Find each line containing the word "this" and report how many there are. Add nothing else.
** start of Data for processing **
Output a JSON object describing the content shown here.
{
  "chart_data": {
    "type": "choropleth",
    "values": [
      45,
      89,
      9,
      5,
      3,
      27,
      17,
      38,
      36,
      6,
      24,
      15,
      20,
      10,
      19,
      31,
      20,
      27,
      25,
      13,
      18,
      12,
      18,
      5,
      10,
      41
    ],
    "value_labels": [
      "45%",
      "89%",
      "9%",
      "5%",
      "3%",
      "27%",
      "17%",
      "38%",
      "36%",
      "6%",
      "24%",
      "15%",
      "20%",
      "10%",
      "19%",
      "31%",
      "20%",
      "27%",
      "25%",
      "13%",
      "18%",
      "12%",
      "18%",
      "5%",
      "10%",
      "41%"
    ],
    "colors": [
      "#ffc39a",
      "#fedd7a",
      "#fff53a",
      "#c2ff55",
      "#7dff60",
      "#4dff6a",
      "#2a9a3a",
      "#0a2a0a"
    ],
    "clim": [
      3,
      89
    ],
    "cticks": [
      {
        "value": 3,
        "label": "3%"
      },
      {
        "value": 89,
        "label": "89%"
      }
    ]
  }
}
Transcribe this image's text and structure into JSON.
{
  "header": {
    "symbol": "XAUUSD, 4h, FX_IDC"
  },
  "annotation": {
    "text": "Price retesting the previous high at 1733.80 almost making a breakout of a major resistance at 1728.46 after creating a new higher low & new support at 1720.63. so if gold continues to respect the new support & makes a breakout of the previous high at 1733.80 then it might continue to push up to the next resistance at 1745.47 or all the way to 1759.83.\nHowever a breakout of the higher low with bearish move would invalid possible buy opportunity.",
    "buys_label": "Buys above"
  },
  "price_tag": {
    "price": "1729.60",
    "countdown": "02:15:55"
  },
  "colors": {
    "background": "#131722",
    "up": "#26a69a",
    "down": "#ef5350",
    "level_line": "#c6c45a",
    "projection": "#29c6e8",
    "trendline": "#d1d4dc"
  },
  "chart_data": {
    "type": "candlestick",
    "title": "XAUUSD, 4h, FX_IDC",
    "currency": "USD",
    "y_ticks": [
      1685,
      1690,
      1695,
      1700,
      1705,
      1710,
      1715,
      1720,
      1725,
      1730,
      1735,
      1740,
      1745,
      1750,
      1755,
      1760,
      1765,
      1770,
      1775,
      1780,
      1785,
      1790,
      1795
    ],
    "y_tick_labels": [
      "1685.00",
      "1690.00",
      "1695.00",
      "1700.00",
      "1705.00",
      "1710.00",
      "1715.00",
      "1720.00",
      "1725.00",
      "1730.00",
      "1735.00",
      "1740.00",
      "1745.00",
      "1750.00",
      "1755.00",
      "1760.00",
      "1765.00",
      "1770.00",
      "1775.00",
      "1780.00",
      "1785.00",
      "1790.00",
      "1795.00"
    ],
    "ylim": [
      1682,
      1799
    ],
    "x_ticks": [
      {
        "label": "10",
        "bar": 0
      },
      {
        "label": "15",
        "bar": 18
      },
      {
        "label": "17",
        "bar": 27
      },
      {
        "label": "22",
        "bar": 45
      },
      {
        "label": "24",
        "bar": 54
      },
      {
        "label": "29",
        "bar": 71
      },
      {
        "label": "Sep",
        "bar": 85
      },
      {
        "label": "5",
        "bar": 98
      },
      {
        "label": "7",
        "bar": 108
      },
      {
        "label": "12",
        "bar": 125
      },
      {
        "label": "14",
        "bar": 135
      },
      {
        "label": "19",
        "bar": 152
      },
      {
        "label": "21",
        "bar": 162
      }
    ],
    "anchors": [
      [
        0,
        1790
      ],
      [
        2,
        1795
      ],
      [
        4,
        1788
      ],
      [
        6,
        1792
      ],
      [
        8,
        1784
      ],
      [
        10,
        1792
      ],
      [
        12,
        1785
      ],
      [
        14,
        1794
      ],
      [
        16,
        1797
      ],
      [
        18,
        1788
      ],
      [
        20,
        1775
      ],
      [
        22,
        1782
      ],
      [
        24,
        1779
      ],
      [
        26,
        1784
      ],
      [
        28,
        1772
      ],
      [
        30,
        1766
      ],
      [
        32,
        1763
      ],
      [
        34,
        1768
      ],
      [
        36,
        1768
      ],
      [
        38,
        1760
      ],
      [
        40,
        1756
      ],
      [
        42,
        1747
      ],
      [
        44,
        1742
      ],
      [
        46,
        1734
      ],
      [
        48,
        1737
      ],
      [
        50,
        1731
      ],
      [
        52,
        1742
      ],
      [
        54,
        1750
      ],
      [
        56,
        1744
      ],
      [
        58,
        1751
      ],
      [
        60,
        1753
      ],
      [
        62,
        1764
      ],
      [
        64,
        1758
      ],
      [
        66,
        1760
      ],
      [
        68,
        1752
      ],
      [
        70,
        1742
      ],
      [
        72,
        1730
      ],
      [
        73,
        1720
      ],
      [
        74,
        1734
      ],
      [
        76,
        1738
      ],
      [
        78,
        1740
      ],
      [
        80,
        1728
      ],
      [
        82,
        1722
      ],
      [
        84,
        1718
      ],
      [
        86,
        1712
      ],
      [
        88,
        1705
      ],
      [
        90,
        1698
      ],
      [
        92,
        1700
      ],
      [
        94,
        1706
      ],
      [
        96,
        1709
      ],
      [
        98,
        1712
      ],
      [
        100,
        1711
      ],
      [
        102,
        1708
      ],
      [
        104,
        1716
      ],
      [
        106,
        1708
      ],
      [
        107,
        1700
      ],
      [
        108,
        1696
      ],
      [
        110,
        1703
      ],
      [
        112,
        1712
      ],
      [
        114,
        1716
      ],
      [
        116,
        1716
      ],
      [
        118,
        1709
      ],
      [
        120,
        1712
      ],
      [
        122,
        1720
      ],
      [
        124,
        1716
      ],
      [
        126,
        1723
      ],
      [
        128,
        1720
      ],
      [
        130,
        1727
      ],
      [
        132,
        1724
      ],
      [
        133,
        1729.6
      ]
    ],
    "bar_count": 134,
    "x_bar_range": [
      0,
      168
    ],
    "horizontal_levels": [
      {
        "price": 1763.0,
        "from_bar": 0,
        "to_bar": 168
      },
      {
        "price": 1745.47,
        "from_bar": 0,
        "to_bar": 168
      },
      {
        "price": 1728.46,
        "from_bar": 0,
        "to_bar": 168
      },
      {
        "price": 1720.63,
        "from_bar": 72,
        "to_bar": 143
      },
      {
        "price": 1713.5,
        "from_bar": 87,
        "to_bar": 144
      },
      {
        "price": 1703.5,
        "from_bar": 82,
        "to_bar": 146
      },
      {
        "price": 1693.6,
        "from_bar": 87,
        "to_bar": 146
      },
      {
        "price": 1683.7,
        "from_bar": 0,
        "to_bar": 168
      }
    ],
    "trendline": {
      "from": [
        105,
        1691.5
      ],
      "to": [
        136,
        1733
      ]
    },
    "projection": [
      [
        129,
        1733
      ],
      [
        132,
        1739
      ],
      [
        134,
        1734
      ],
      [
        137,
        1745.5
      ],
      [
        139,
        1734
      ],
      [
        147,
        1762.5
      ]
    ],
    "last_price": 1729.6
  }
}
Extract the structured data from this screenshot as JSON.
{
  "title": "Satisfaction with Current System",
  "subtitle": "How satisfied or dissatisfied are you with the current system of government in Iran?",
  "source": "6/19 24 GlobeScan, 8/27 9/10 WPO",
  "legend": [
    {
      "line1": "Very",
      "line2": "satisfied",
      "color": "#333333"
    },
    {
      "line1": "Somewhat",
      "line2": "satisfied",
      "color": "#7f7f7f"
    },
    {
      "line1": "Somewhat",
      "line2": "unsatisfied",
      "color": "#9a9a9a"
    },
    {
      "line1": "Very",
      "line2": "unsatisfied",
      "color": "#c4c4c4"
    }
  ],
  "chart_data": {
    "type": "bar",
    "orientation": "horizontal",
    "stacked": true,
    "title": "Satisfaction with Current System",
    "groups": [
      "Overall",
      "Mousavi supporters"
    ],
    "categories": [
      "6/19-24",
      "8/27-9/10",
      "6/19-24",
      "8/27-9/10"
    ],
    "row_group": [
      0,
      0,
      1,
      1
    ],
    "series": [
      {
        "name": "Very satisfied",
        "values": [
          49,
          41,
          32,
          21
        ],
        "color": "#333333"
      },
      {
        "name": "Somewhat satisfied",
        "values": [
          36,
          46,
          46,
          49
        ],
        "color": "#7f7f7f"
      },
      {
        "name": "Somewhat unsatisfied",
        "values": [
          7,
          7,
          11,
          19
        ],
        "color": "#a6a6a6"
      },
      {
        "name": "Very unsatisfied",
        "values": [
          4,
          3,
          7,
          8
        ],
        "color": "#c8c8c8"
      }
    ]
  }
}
** end of Data for processing **
* **Correct output**:
2